Pull every line with the word "status" out of the entries below.

#### ITEMS ####

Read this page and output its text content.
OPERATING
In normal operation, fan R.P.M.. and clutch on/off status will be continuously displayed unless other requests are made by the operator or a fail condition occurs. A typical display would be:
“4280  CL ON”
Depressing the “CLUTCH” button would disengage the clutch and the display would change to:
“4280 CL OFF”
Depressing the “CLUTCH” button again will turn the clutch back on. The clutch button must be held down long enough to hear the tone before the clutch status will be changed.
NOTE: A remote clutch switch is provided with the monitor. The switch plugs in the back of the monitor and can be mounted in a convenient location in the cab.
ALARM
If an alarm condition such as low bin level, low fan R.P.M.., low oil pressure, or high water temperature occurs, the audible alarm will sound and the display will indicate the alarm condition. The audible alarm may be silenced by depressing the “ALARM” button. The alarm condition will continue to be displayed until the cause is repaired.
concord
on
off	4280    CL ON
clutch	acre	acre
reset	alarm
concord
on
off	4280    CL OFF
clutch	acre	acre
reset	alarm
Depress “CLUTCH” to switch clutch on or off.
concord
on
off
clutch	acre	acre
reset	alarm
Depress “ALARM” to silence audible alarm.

####

■ EXERCISE SOLUTION:
In normal operation, fan R.P.M.. and clutch on/off status will be continuously displayed unless other requests are made by the operator or a fail condition occurs. A typical display would be:
Depressing the “CLUTCH” button again will turn the clutch back on. The clutch button must be held down long enough to hear the tone before the clutch status will be changed.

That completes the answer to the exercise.